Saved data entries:
____

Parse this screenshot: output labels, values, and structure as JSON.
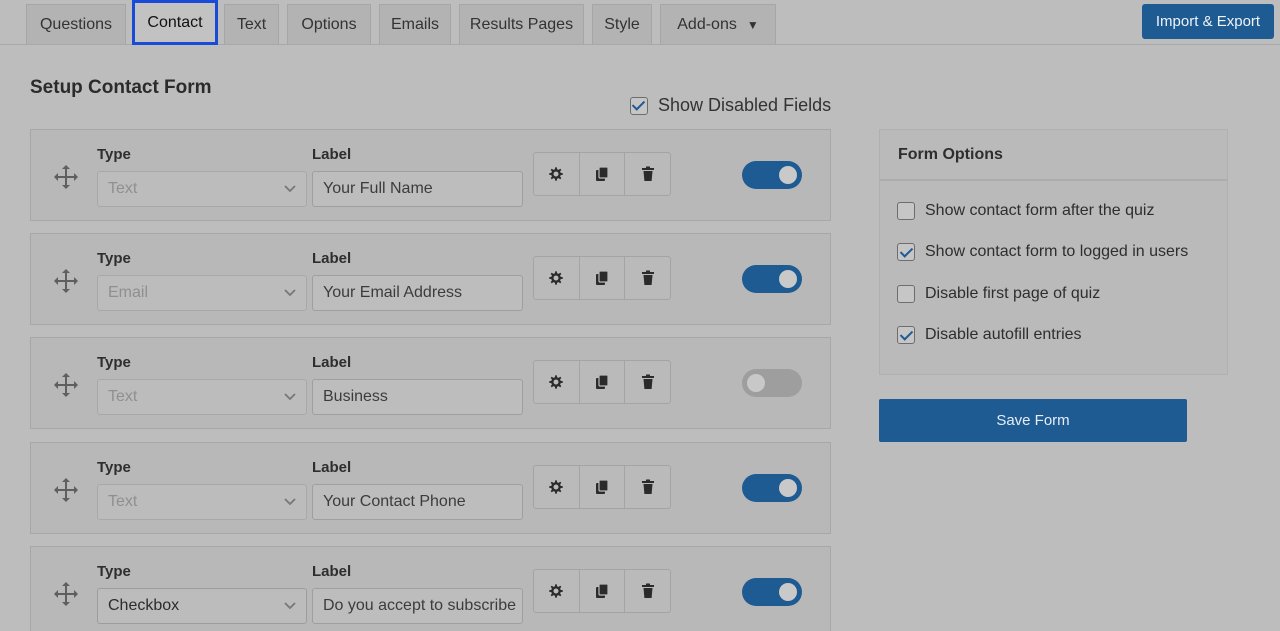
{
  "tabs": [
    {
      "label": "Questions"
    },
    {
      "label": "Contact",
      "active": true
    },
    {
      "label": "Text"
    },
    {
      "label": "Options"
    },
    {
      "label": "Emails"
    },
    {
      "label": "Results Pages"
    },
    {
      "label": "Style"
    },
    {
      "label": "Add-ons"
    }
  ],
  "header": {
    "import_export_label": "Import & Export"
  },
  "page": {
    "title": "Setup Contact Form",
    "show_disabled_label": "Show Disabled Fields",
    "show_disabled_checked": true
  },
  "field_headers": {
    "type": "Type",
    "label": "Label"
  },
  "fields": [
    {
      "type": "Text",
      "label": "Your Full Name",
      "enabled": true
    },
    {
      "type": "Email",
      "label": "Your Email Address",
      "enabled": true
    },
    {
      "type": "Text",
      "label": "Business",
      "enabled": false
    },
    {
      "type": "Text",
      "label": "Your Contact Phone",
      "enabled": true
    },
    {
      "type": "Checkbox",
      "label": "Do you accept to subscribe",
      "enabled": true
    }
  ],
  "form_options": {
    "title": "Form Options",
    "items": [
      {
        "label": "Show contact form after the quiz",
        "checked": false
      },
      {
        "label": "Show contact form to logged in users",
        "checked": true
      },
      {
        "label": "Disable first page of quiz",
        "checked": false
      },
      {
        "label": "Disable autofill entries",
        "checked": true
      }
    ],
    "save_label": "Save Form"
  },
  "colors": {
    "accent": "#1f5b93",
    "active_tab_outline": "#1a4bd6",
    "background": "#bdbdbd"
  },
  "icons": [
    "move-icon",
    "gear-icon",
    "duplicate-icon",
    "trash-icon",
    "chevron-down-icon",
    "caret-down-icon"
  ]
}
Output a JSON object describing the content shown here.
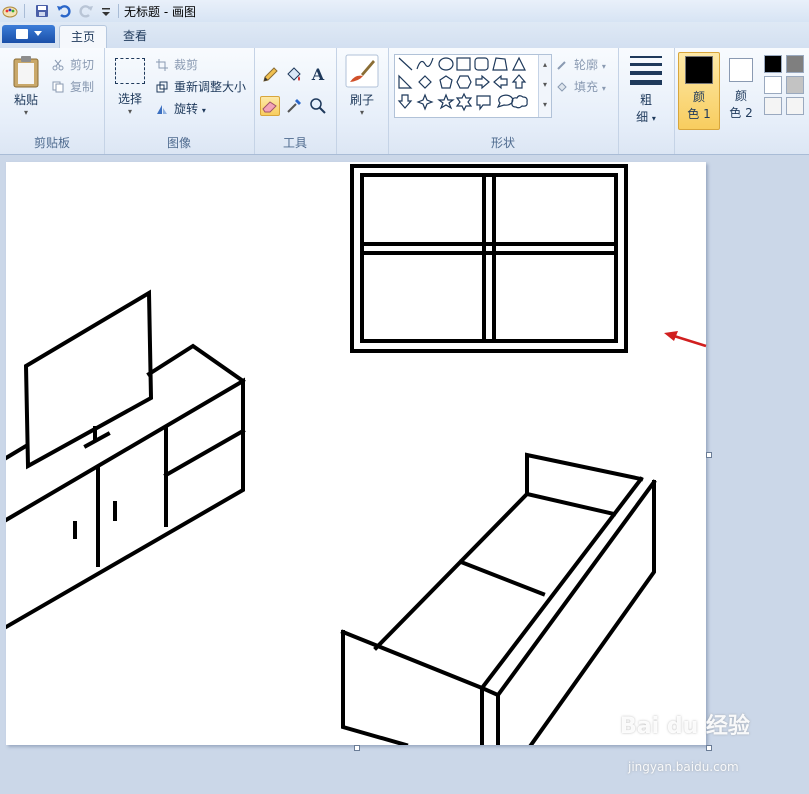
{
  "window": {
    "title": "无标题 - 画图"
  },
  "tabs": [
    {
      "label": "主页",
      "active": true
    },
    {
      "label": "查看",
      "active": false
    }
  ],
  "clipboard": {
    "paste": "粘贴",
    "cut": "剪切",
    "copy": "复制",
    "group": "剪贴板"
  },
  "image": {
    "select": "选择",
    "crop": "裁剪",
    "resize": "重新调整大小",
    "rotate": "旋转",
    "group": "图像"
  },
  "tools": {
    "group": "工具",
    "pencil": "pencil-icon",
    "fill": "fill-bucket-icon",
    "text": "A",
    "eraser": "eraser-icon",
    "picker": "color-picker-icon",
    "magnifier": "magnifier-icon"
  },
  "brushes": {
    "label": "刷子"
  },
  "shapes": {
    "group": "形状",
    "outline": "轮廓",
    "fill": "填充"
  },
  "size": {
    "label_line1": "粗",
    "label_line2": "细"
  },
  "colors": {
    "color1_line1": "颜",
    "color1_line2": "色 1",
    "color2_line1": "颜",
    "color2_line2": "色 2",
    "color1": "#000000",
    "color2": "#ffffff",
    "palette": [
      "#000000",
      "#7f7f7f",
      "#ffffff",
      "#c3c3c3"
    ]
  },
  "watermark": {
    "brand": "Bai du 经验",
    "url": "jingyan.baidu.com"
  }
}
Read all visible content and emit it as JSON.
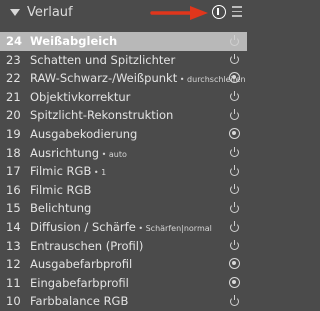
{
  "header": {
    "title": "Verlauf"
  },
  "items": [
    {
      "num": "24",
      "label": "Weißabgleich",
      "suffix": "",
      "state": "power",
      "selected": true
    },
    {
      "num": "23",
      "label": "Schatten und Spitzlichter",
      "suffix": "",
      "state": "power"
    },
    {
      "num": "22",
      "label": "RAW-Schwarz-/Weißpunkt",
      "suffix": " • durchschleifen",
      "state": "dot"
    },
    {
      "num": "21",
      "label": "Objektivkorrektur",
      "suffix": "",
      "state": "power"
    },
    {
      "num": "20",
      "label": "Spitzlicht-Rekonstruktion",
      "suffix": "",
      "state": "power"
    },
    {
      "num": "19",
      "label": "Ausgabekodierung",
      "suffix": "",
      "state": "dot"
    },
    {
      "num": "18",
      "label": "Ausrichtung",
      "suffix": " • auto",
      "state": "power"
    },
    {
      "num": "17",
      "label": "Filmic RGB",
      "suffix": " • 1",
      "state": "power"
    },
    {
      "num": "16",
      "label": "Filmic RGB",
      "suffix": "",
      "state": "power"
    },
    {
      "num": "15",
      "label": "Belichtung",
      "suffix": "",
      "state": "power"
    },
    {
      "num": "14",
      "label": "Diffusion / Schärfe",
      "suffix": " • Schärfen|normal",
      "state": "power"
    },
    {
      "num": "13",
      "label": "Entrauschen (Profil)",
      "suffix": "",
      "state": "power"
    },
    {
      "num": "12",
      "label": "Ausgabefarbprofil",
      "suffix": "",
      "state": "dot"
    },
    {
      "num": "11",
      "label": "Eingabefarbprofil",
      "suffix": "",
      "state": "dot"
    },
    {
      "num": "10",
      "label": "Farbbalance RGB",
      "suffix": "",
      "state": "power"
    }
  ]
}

____

Work to do: What comes back should match the records exactly, minus any pictures.

Task output:
Parse this screenshot: output labels, values, and structure as JSON.
{
  "tabs": [
    {
      "label": "Questions"
    },
    {
      "label": "Contact",
      "active": true
    },
    {
      "label": "Text"
    },
    {
      "label": "Options"
    },
    {
      "label": "Emails"
    },
    {
      "label": "Results Pages"
    },
    {
      "label": "Style"
    },
    {
      "label": "Add-ons"
    }
  ],
  "header": {
    "import_export_label": "Import & Export"
  },
  "page": {
    "title": "Setup Contact Form",
    "show_disabled_label": "Show Disabled Fields",
    "show_disabled_checked": true
  },
  "field_headers": {
    "type": "Type",
    "label": "Label"
  },
  "fields": [
    {
      "type": "Text",
      "label": "Your Full Name",
      "enabled": true
    },
    {
      "type": "Email",
      "label": "Your Email Address",
      "enabled": true
    },
    {
      "type": "Text",
      "label": "Business",
      "enabled": false
    },
    {
      "type": "Text",
      "label": "Your Contact Phone",
      "enabled": true
    },
    {
      "type": "Checkbox",
      "label": "Do you accept to subscribe",
      "enabled": true
    }
  ],
  "form_options": {
    "title": "Form Options",
    "items": [
      {
        "label": "Show contact form after the quiz",
        "checked": false
      },
      {
        "label": "Show contact form to logged in users",
        "checked": true
      },
      {
        "label": "Disable first page of quiz",
        "checked": false
      },
      {
        "label": "Disable autofill entries",
        "checked": true
      }
    ],
    "save_label": "Save Form"
  },
  "colors": {
    "accent": "#1f5b93",
    "active_tab_outline": "#1a4bd6",
    "background": "#bdbdbd"
  },
  "icons": [
    "move-icon",
    "gear-icon",
    "duplicate-icon",
    "trash-icon",
    "chevron-down-icon",
    "caret-down-icon"
  ]
}
Output a JSON object describing the content shown here.
{
  "window": {
    "title": "无标题 - 画图"
  },
  "tabs": [
    {
      "label": "主页",
      "active": true
    },
    {
      "label": "查看",
      "active": false
    }
  ],
  "clipboard": {
    "paste": "粘贴",
    "cut": "剪切",
    "copy": "复制",
    "group": "剪贴板"
  },
  "image": {
    "select": "选择",
    "crop": "裁剪",
    "resize": "重新调整大小",
    "rotate": "旋转",
    "group": "图像"
  },
  "tools": {
    "group": "工具",
    "pencil": "pencil-icon",
    "fill": "fill-bucket-icon",
    "text": "A",
    "eraser": "eraser-icon",
    "picker": "color-picker-icon",
    "magnifier": "magnifier-icon"
  },
  "brushes": {
    "label": "刷子"
  },
  "shapes": {
    "group": "形状",
    "outline": "轮廓",
    "fill": "填充"
  },
  "size": {
    "label_line1": "粗",
    "label_line2": "细"
  },
  "colors": {
    "color1_line1": "颜",
    "color1_line2": "色 1",
    "color2_line1": "颜",
    "color2_line2": "色 2",
    "color1": "#000000",
    "color2": "#ffffff",
    "palette": [
      "#000000",
      "#7f7f7f",
      "#ffffff",
      "#c3c3c3"
    ]
  },
  "watermark": {
    "brand": "Bai du 经验",
    "url": "jingyan.baidu.com"
  }
}
Read all visible content and emit it as JSON.
{
  "header": {
    "title": "Verlauf"
  },
  "items": [
    {
      "num": "24",
      "label": "Weißabgleich",
      "suffix": "",
      "state": "power",
      "selected": true
    },
    {
      "num": "23",
      "label": "Schatten und Spitzlichter",
      "suffix": "",
      "state": "power"
    },
    {
      "num": "22",
      "label": "RAW-Schwarz-/Weißpunkt",
      "suffix": " • durchschleifen",
      "state": "dot"
    },
    {
      "num": "21",
      "label": "Objektivkorrektur",
      "suffix": "",
      "state": "power"
    },
    {
      "num": "20",
      "label": "Spitzlicht-Rekonstruktion",
      "suffix": "",
      "state": "power"
    },
    {
      "num": "19",
      "label": "Ausgabekodierung",
      "suffix": "",
      "state": "dot"
    },
    {
      "num": "18",
      "label": "Ausrichtung",
      "suffix": " • auto",
      "state": "power"
    },
    {
      "num": "17",
      "label": "Filmic RGB",
      "suffix": " • 1",
      "state": "power"
    },
    {
      "num": "16",
      "label": "Filmic RGB",
      "suffix": "",
      "state": "power"
    },
    {
      "num": "15",
      "label": "Belichtung",
      "suffix": "",
      "state": "power"
    },
    {
      "num": "14",
      "label": "Diffusion / Schärfe",
      "suffix": " • Schärfen|normal",
      "state": "power"
    },
    {
      "num": "13",
      "label": "Entrauschen (Profil)",
      "suffix": "",
      "state": "power"
    },
    {
      "num": "12",
      "label": "Ausgabefarbprofil",
      "suffix": "",
      "state": "dot"
    },
    {
      "num": "11",
      "label": "Eingabefarbprofil",
      "suffix": "",
      "state": "dot"
    },
    {
      "num": "10",
      "label": "Farbbalance RGB",
      "suffix": "",
      "state": "power"
    }
  ]
}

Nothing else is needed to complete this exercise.